→ **GIVEN REQUEST**:
Note each line where "MILES" appears, and copy it.

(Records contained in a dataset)
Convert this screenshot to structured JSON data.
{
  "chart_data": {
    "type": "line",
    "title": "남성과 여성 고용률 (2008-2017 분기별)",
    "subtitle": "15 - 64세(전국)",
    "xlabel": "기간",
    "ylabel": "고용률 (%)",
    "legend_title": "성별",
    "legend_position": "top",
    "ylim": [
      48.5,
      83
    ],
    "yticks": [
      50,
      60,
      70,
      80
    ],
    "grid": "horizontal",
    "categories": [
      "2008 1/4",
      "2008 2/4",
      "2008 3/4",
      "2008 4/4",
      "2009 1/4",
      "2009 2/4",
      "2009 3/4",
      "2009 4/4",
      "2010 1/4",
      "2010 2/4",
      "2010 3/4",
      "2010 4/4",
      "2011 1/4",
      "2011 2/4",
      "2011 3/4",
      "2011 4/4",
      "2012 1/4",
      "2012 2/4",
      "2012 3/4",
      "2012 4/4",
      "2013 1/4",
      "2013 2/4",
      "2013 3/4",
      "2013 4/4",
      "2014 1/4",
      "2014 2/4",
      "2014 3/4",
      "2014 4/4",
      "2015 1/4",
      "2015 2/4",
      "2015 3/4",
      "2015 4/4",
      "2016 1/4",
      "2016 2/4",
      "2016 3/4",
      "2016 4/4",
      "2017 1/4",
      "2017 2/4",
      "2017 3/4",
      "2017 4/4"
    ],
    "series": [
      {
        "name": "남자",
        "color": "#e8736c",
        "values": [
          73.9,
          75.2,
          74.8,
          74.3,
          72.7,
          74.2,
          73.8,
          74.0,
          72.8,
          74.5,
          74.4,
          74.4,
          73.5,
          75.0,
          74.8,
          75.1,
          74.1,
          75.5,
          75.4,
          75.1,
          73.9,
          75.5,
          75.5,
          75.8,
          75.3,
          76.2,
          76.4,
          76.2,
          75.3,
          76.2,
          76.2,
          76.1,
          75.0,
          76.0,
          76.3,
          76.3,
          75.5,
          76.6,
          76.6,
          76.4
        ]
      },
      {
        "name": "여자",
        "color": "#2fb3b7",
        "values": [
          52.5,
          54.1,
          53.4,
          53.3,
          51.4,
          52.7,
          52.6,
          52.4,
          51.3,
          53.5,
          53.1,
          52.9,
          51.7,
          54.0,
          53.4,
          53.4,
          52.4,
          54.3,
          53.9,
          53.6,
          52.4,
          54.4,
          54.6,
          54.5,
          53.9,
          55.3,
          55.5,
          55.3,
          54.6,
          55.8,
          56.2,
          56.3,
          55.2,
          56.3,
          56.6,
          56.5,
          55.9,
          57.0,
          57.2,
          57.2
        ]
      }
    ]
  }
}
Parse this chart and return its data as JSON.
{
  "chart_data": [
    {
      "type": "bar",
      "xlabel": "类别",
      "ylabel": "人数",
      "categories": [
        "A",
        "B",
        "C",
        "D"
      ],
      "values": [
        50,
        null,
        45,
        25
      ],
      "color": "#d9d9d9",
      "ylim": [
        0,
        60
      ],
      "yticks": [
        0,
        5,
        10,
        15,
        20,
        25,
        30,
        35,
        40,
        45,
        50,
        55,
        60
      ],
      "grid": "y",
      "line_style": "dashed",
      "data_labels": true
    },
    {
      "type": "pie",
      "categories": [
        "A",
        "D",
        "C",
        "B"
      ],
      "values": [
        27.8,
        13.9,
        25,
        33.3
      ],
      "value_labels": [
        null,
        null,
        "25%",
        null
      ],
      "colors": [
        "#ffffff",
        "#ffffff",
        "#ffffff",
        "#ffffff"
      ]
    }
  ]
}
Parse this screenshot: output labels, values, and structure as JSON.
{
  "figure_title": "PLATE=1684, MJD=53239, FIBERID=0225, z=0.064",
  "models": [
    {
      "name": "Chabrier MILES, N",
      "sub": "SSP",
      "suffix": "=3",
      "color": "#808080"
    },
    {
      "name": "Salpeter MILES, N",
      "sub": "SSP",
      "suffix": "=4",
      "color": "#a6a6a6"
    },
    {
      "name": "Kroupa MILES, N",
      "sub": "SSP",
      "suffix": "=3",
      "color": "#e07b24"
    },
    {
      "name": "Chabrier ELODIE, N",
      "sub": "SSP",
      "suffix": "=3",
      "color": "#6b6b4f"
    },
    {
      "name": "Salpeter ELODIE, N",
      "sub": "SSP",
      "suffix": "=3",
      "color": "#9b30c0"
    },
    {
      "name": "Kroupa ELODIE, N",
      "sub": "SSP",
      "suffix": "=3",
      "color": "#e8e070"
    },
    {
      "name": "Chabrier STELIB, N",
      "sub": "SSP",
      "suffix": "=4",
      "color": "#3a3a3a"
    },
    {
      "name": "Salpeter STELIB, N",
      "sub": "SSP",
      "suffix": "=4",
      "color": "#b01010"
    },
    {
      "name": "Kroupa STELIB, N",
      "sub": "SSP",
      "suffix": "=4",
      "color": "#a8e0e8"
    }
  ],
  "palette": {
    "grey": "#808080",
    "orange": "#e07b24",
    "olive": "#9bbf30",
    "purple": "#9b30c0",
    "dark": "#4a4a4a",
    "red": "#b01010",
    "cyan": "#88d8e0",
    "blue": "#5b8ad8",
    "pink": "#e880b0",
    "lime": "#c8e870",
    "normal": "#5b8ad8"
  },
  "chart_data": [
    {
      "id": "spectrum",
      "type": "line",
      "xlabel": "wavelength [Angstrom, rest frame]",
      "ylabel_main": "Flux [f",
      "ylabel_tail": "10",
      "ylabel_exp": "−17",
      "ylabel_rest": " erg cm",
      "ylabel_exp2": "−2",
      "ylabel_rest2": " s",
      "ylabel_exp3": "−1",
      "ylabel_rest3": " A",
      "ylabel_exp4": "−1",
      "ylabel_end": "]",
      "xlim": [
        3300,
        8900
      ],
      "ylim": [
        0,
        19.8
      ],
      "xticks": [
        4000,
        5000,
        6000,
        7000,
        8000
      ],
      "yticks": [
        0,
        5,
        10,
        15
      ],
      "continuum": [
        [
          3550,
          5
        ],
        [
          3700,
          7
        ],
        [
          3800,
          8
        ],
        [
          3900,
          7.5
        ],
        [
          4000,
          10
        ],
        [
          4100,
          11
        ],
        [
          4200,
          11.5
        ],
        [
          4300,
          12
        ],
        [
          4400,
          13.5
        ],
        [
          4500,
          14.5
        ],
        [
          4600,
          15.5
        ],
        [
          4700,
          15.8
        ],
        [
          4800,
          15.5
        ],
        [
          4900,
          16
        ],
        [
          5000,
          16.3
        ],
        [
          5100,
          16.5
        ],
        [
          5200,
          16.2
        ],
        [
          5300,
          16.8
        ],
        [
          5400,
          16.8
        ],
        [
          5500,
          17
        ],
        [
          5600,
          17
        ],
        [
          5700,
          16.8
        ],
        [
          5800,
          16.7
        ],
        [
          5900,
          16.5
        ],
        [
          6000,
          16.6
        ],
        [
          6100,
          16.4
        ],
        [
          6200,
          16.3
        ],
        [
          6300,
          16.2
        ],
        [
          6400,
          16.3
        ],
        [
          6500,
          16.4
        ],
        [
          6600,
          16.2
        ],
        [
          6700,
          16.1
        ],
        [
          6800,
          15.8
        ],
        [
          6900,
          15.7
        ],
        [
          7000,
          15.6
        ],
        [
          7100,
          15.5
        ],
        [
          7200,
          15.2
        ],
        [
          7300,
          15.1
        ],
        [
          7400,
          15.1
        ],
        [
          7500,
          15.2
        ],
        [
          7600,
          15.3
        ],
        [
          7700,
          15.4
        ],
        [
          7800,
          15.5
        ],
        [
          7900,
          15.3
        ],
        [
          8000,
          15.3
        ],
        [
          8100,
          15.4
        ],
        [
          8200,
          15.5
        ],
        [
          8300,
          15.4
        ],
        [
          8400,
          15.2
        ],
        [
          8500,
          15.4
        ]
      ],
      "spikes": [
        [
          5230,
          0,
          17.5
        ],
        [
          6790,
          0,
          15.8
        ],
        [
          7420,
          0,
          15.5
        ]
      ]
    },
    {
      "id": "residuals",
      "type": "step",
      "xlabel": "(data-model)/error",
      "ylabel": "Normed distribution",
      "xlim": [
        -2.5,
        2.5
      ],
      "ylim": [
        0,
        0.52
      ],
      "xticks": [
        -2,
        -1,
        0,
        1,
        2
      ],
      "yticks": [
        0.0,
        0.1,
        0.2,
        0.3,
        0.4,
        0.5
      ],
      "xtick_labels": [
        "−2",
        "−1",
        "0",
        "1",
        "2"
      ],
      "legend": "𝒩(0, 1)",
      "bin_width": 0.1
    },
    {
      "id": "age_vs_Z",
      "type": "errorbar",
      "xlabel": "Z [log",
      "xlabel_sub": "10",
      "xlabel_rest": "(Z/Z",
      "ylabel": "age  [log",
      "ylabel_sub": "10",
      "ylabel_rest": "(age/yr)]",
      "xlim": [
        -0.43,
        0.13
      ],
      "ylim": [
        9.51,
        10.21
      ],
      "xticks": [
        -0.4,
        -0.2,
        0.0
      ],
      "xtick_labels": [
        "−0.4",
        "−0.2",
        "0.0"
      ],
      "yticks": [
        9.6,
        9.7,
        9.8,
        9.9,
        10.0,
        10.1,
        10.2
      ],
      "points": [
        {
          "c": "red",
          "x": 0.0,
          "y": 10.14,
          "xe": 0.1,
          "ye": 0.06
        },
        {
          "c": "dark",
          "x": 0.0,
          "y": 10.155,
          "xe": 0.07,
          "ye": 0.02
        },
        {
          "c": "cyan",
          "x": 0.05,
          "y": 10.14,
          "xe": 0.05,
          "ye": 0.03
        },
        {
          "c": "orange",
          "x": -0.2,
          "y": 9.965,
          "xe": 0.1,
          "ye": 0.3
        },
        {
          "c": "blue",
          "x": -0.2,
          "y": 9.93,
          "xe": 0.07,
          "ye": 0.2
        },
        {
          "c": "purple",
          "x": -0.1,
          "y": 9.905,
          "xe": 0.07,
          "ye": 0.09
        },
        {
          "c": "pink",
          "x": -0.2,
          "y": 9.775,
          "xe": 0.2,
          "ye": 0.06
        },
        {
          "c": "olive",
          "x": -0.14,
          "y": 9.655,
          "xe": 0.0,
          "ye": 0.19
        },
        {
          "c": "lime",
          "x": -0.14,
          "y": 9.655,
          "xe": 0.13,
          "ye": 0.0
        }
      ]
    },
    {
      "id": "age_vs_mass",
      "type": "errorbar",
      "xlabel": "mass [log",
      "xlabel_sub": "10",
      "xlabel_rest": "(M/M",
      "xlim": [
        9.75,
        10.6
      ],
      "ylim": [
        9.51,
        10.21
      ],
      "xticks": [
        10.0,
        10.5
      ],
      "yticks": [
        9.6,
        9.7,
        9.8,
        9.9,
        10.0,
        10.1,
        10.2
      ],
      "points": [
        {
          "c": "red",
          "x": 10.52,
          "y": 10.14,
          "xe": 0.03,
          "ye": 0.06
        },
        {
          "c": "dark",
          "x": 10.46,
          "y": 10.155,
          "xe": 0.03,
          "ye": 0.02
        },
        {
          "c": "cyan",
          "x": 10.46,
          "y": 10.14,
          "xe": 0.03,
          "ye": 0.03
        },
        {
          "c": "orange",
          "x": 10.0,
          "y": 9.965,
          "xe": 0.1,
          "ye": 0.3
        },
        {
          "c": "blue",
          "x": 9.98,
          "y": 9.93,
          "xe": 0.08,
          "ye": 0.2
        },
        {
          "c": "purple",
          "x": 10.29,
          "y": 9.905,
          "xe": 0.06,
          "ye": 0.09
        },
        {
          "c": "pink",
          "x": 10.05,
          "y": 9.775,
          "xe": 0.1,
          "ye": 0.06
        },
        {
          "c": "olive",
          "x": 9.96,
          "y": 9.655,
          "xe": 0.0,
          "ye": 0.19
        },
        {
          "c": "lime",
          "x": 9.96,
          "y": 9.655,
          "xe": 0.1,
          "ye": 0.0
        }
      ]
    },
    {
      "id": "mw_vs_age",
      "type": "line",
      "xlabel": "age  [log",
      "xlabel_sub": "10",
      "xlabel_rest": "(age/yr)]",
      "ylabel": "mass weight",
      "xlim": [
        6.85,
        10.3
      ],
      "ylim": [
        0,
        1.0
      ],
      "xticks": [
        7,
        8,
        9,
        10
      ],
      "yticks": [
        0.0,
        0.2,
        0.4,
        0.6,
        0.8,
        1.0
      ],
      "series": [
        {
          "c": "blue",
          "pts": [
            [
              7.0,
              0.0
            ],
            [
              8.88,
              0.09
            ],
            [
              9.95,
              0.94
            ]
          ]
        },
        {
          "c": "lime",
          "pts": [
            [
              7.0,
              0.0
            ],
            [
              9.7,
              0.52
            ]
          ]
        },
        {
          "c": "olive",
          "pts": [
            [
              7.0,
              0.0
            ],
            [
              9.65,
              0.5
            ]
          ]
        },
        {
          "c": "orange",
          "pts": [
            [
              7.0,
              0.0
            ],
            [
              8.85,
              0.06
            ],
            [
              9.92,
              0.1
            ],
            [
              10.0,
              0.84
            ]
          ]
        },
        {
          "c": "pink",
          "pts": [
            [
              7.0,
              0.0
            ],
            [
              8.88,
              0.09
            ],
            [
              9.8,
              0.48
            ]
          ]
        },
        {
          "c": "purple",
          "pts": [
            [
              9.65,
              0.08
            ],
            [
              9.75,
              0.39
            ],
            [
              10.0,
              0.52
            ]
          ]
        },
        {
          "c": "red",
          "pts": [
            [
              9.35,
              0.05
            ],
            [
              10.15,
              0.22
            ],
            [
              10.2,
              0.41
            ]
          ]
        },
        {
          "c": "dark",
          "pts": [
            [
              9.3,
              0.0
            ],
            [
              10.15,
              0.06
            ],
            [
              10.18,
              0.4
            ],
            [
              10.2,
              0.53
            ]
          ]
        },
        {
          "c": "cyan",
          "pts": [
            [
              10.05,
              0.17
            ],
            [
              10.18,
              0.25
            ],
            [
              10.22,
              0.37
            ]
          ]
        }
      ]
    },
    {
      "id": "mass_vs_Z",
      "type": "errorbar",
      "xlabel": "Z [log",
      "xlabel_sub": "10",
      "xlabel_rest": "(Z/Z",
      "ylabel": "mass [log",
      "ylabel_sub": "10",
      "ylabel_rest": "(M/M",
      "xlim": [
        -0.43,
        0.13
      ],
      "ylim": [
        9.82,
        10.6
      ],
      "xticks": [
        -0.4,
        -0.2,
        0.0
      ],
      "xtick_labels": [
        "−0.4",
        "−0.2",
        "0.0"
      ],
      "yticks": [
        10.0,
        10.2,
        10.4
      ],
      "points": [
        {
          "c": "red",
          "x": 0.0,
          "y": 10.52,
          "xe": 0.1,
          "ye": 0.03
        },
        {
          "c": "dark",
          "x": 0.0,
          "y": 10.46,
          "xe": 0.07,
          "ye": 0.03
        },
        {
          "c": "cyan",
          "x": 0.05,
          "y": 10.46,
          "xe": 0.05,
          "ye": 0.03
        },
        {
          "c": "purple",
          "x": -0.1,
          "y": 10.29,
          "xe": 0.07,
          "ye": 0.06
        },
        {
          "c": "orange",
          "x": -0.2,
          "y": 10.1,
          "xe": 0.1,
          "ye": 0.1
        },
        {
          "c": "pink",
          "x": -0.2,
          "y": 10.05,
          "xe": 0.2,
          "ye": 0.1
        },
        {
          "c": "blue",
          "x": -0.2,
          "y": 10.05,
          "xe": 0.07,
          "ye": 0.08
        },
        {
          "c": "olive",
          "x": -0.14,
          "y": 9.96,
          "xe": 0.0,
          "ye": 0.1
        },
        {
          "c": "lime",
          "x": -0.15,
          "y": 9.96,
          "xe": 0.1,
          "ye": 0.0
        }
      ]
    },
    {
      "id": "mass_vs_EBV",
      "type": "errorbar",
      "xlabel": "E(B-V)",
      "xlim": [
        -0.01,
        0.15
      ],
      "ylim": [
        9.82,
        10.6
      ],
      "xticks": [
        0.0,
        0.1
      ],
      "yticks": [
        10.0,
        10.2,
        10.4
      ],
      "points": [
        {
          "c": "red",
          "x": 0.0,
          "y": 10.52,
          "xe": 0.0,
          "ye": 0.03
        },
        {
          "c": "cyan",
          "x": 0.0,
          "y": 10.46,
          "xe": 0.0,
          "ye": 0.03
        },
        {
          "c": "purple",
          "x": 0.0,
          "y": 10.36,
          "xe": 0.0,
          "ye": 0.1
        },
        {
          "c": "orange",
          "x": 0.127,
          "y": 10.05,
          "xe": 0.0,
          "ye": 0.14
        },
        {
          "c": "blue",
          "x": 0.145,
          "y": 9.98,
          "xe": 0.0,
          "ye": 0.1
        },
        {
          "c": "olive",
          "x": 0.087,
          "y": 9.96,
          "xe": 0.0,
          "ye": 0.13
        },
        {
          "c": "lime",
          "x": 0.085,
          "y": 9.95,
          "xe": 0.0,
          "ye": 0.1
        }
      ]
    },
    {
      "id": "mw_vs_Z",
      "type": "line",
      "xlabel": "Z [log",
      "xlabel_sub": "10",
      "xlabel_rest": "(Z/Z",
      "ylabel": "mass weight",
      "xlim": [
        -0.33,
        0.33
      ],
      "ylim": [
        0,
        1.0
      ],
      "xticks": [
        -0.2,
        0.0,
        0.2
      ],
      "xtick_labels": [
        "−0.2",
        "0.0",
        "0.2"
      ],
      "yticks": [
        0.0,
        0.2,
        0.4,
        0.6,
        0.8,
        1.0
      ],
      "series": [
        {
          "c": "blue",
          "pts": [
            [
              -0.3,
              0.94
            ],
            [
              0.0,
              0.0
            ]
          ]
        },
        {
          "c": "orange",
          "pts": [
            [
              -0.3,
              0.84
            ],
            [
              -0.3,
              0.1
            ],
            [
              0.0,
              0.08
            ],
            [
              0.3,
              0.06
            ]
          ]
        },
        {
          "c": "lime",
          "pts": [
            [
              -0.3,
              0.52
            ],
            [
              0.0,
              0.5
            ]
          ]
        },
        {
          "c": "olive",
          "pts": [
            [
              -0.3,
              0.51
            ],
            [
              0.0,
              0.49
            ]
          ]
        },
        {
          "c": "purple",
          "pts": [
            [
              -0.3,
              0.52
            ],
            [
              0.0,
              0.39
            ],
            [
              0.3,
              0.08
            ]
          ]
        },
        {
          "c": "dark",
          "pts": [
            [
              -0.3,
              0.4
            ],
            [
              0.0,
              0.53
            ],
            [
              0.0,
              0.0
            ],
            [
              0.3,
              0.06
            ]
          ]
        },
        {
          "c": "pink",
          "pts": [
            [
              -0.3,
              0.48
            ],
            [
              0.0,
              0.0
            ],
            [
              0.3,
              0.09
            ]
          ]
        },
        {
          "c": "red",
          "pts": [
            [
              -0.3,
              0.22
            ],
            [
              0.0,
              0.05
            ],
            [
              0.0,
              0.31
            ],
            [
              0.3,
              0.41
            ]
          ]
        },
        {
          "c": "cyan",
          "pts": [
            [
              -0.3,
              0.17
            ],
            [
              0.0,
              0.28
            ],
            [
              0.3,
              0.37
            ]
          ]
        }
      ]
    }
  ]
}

→ **WRITTEN RESPONSE**:
      "name": "Chabrier MILES, N",
      "name": "Salpeter MILES, N",
      "name": "Kroupa MILES, N",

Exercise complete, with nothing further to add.